== WHAT IS REQUIRED ==
Please print the appeals court caption from "APPEAL FROM THE" up to and including "brief, for appellants.", word for word.

== EXCERPT PROVIDED ==
________________

United States Court of Appeals
For the First Circuit
No. 04-9005
IN RE MICHAEL WATSON and KATHLEEN WATSON,
Debtors,
MICHAEL WATSON and KATHLEEN WATSON,
Appellants,
v.
JOHN BOYAJIAN, Chapter 13 Trustee,
Appellee.
APPEAL FROM THE BANKRUPTCY APPELLATE PANEL
OF THE FIRST CIRCUIT
Before
Torruella, Circuit Judge,
Campbell, Senior Circuit Judge,
and Lynch, Circuit Judge.
Christopher M. Lefebvre, with whom George M. Prescott Jr., was
on brief, for appellants.
John P. Boyajian, with whom Boyajian, Harrington & Richardson
was on brief, for appellee.

________________

== DATASET CONTENT ==
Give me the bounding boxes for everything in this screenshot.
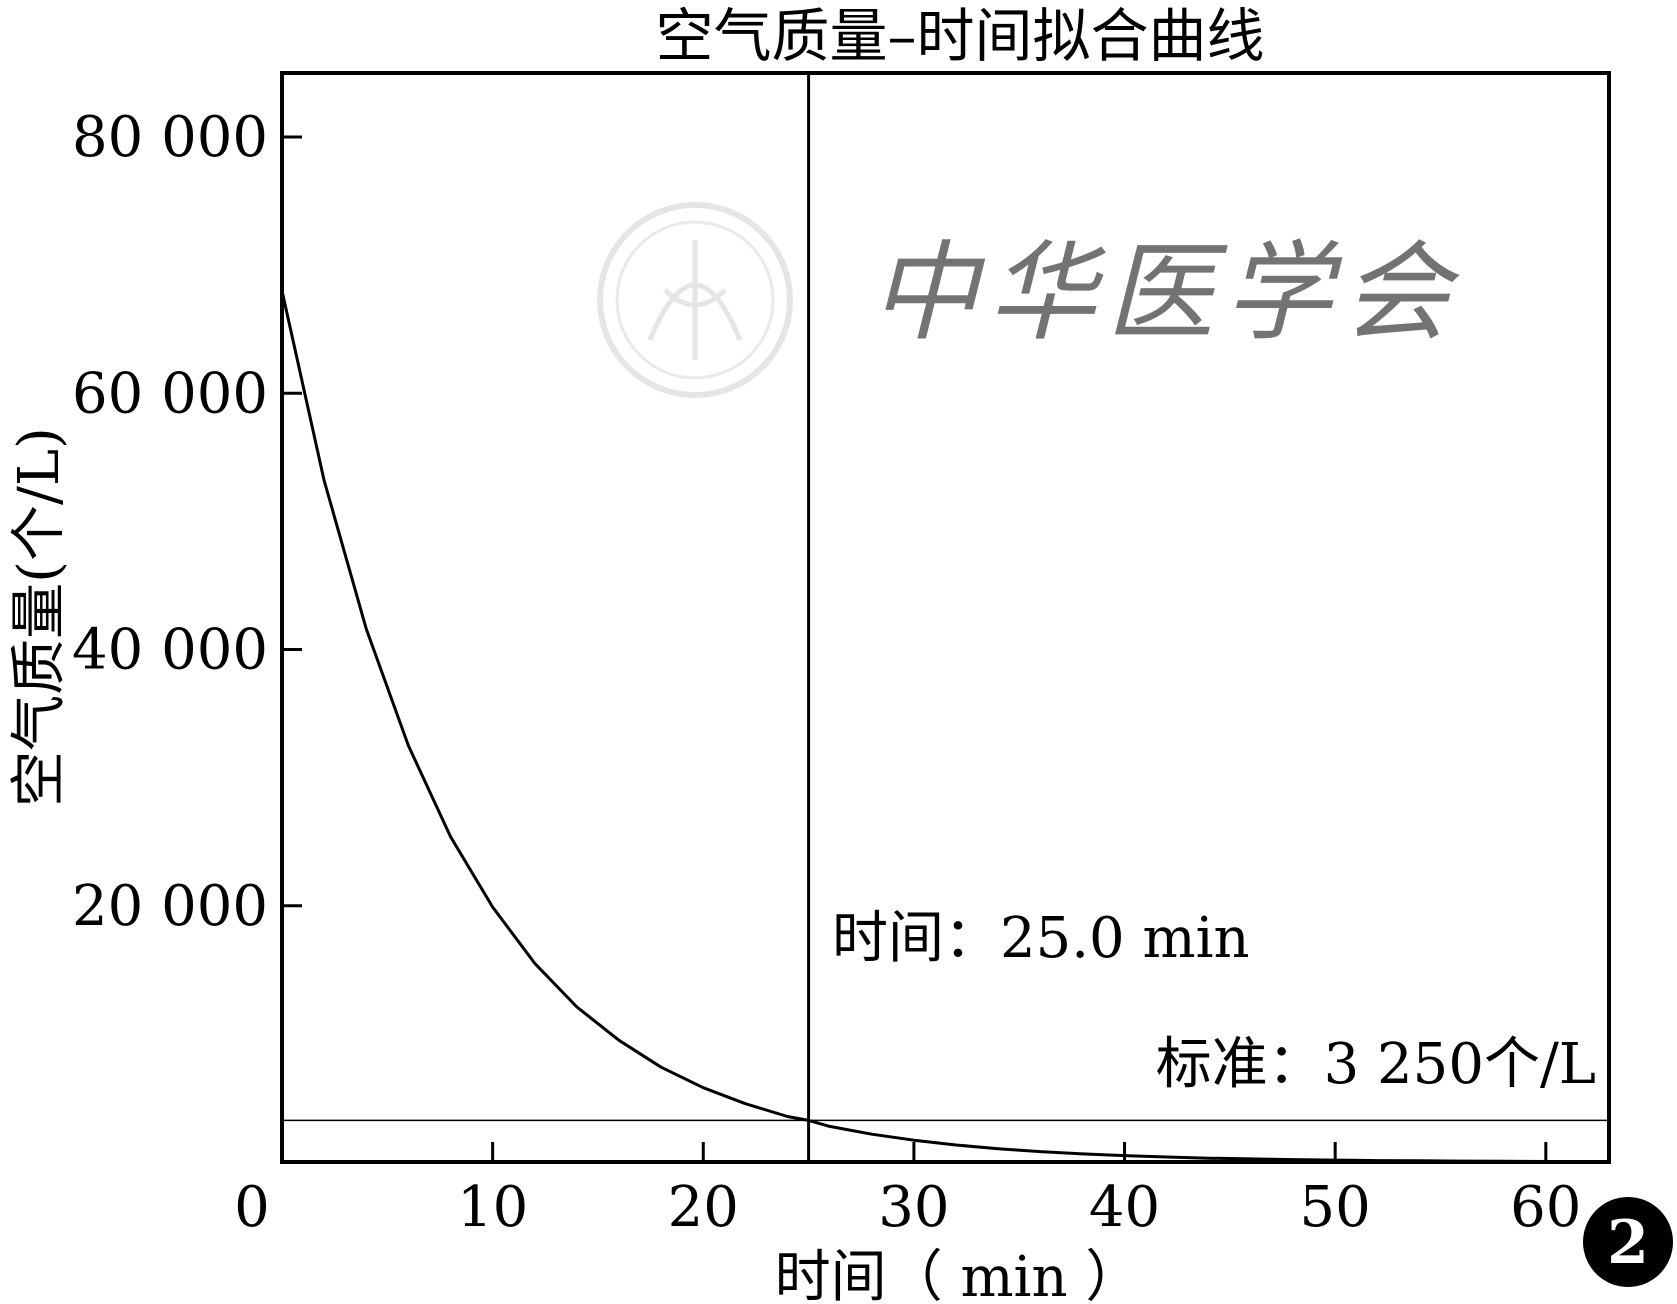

________________

== FINISHED EXERCISE ==
APPEAL FROM THE BANKRUPTCY APPELLATE PANEL
OF THE FIRST CIRCUIT
Before
Torruella, Circuit Judge,
Campbell, Senior Circuit Judge,
and Lynch, Circuit Judge.
Christopher M. Lefebvre, with whom George M. Prescott Jr., was
on brief, for appellants.